List of tasks:
**1)** In the Collibra orchestrator text, why must the "Integrity" Data Quality Dimension asset and the DataOps.live Pipeline Data Quality Rules Catalog domain exist before the orchestrator runs?
**2)** Could you write the next part of the Collibra orchestrator text, picking up after its final sentence?

Extracted text:
──────────
You can learn more about the process in the Collibra Import API Documentation.

Community and domain names

The Collibra orchestrator can create a parent community if DATAOPS_COLLIBRA_PARENT_COMMUNITY is provided. Under this community, it imports all other communities and domains. The name of the child community is derived from the name defined in dbt_project.yml, MyProject in the example below. If no DATAOPS_COLLIBRA_PARENT_COMMUNITY is provided, then what is defined in dbt_project.yml would become a parent community, nesting all created domains.

dataops/modelling/dbt_project.yml
## Project
name: MyProject
version: 0.1
config-version: 2

## Sources
model-paths: [models, sources]
analysis-paths: [analysis]
test-paths: [tests]
seed-paths: [seeds]
macro-paths: [macros]
snapshot-paths: [snapshots]

Under this community, or under the parent community if one is provided, we create the following domains:

  • Physical Data Dictionary (one or more)
  • Logical Data Dictionary
  • Data Usage Registry
  • Technology Asset Domain
  • Rulebook
  • Glossary

By default, this orchestrator creates data quality metric assets that are related to the default Data Quality Dimension asset "Integrity", which is located in the Data Governance Council community (full path is Data Governance Council/Data Quality Dimensions/Integrity). As part of our prerequisite package, we also create the DataOps.live Pipeline Data Quality Rules Catalog domain. If either of those is missing, the pipeline will fail. That being said, these values are configurable, and it is possible to change the default values of DATAOPS_COLLIBRA_DATA_QUALITY_COMMUNITY, DATAOPS_COLLIBRA_DATA_QUALITY_DIMENSIONS_DOMAIN and DATAOPS_COLLIBRA_DATA_QUALITY_DIMENSION and thus point to a new object, which has to be created before running the orchestrator.
──────────
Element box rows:
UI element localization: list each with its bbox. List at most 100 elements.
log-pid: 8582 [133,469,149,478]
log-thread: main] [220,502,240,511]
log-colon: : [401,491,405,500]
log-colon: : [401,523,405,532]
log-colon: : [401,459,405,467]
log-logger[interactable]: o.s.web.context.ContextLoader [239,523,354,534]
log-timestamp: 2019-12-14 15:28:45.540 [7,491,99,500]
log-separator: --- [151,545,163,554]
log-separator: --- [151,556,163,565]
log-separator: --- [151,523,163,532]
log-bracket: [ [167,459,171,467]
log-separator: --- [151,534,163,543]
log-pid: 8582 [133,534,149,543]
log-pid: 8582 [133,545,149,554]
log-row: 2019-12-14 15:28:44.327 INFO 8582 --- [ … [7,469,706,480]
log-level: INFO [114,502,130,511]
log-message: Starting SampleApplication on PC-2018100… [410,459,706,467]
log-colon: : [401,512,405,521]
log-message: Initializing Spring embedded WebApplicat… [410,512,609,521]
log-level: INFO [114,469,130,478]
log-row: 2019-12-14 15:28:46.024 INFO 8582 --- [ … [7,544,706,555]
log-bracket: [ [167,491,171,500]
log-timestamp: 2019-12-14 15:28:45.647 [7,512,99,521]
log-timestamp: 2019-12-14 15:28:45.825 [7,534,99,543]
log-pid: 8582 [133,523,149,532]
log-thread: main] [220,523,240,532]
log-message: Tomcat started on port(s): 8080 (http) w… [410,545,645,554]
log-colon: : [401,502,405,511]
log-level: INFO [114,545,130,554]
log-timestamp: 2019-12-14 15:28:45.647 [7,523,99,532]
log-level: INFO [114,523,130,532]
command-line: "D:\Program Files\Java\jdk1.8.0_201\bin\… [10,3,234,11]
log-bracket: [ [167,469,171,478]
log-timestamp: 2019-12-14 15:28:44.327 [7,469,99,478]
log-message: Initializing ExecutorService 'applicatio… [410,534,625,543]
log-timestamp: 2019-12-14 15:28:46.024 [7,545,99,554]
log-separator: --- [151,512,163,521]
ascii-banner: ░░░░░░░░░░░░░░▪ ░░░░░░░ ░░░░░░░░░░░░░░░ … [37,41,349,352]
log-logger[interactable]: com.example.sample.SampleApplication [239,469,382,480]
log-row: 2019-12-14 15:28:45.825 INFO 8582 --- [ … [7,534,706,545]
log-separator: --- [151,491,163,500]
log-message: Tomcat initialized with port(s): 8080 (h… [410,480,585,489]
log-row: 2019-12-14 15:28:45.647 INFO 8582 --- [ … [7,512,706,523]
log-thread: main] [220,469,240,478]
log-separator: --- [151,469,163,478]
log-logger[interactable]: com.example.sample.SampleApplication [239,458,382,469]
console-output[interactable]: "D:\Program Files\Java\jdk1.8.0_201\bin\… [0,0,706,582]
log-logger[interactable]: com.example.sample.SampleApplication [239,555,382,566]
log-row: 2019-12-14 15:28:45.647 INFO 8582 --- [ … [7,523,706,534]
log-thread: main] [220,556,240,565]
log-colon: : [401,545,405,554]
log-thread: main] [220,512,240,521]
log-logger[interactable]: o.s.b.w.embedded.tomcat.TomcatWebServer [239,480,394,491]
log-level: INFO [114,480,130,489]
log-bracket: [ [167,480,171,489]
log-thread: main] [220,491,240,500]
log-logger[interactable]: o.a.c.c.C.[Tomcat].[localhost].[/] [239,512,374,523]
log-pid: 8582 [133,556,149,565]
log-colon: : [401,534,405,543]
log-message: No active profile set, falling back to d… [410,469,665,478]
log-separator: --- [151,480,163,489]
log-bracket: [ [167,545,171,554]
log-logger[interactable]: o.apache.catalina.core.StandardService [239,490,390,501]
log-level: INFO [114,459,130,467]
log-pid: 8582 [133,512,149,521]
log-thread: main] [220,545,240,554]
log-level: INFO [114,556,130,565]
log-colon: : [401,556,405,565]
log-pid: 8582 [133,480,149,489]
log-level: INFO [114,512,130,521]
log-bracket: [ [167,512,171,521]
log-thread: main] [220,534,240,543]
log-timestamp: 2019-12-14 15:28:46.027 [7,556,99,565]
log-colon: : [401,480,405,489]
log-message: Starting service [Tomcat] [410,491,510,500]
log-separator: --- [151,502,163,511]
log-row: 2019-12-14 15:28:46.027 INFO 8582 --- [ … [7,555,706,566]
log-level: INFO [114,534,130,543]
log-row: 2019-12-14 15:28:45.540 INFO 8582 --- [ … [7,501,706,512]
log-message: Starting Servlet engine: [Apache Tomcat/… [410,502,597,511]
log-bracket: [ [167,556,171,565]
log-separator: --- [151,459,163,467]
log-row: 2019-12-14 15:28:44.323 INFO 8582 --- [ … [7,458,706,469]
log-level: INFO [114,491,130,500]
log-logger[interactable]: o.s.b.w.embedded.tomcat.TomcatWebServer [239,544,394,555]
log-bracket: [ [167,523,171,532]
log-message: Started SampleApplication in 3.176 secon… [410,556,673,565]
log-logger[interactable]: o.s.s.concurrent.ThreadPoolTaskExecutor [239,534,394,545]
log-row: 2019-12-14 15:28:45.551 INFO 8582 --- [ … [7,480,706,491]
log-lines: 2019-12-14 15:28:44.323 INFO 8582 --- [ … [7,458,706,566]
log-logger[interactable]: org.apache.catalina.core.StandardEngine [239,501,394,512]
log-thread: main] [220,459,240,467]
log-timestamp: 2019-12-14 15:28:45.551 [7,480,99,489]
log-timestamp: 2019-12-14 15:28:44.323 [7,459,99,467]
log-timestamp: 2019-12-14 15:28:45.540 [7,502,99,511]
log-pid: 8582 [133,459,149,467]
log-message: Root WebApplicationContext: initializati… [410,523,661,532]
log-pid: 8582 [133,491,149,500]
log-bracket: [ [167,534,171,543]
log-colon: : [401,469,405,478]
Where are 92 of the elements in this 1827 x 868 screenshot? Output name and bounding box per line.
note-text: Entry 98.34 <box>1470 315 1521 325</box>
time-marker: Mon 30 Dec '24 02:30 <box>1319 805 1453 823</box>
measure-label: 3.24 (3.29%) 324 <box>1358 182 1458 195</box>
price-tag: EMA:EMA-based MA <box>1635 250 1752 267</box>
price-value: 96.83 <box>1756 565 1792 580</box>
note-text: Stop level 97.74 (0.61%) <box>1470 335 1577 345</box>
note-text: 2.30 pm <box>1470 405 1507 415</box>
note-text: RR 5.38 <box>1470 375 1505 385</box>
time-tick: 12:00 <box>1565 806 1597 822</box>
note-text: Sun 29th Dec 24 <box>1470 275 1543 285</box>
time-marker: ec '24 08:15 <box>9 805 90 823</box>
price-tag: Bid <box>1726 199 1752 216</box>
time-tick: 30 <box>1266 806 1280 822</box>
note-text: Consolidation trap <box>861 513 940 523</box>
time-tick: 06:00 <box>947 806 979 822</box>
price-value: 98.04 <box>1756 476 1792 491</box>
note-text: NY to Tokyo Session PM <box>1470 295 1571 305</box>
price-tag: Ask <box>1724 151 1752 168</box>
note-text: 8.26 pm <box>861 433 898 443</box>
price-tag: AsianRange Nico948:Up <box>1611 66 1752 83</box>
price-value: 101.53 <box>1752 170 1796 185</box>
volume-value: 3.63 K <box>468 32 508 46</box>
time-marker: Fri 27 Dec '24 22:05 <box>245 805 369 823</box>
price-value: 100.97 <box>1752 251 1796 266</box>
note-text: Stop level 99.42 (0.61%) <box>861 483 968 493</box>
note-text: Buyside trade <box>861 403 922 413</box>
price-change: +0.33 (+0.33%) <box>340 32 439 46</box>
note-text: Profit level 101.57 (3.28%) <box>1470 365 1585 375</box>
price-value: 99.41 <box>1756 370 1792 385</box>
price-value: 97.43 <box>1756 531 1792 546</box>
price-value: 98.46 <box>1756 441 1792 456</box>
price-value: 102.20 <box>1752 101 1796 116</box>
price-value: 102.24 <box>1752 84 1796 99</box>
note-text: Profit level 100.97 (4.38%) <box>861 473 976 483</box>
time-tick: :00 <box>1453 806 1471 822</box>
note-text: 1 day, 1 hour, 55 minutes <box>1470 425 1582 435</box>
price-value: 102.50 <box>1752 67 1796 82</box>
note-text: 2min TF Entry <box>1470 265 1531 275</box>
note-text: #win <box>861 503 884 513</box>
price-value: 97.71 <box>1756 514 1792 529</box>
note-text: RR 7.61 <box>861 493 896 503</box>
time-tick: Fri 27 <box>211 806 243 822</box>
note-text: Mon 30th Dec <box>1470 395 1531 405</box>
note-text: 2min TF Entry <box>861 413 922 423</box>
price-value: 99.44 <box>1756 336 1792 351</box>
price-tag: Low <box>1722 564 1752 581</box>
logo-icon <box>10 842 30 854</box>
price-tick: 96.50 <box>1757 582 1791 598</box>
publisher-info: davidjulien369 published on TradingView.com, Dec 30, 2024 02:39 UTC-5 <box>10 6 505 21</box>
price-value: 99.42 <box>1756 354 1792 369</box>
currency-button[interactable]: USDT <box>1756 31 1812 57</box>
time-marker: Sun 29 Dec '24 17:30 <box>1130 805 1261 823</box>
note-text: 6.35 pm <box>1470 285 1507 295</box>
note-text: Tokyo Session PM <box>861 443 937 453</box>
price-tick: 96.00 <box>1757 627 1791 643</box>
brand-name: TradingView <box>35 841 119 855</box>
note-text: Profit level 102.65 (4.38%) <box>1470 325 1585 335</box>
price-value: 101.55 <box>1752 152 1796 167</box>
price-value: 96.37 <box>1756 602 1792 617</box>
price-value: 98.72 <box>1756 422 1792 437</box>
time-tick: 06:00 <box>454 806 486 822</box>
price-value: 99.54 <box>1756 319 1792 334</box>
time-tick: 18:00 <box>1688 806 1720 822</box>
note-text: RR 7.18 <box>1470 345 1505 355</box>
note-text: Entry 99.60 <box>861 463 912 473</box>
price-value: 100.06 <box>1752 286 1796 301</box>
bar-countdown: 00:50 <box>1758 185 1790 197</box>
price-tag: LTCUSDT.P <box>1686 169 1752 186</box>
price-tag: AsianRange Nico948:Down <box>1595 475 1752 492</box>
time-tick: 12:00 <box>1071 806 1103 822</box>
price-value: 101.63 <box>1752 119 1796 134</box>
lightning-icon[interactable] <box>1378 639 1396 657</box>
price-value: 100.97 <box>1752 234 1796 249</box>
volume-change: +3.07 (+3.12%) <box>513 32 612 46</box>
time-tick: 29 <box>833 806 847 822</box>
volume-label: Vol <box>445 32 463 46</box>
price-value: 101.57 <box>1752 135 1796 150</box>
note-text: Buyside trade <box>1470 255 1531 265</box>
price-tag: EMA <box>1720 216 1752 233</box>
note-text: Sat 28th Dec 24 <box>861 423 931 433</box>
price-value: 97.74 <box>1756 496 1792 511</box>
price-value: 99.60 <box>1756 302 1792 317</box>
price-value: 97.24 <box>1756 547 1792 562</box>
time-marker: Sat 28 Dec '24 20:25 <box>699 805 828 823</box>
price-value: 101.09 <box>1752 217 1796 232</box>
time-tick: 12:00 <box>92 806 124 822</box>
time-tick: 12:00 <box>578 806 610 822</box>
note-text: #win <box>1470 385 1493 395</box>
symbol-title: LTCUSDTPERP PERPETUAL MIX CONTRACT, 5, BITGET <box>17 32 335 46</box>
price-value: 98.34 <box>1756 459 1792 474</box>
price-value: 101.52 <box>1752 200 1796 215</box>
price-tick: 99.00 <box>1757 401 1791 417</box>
──────────
Written responses:
**1)** By default, the orchestrator creates data quality metric assets related to the "Integrity" dimension asset (Data Governance Council/Data Quality Dimensions/Integrity). The DataOps.live Pipeline Data Quality Rules Catalog domain is created as part of the prerequisite package. If either of them is missing, the pipeline fails.

**2)**
To summarize, during the integration, we rely on the following out-of-the-box custom objects to exist unless otherwise configured:

  • Data Governance Council as a default value that can be configured for the object type Community
  • Data Quality Dimensions as a default value that can be configured for the object type Domain
  • Data Governance Council/Data Quality Dimensions/Integrity as a default value that can be configured for the object type Asset
  • DataOps.live Pipeline Data Quality Rules Catalog as a default value that can be configured for the object type Domain

Using Collibra orchestrator together with the Data Product orchestrator

The Collibra orchestrator acts as a centralized hub for data management, providing a comprehensive view of data assets and their associated metadata. It allows organizations to define, automate, and enforce data governance policies, ensuring data quality, compliance, and security throughout the data lifecycle. With the emphasis of DataOps.live on agile and automated data operations, it becomes crucial to integrate data products into the Collibra ecosystem.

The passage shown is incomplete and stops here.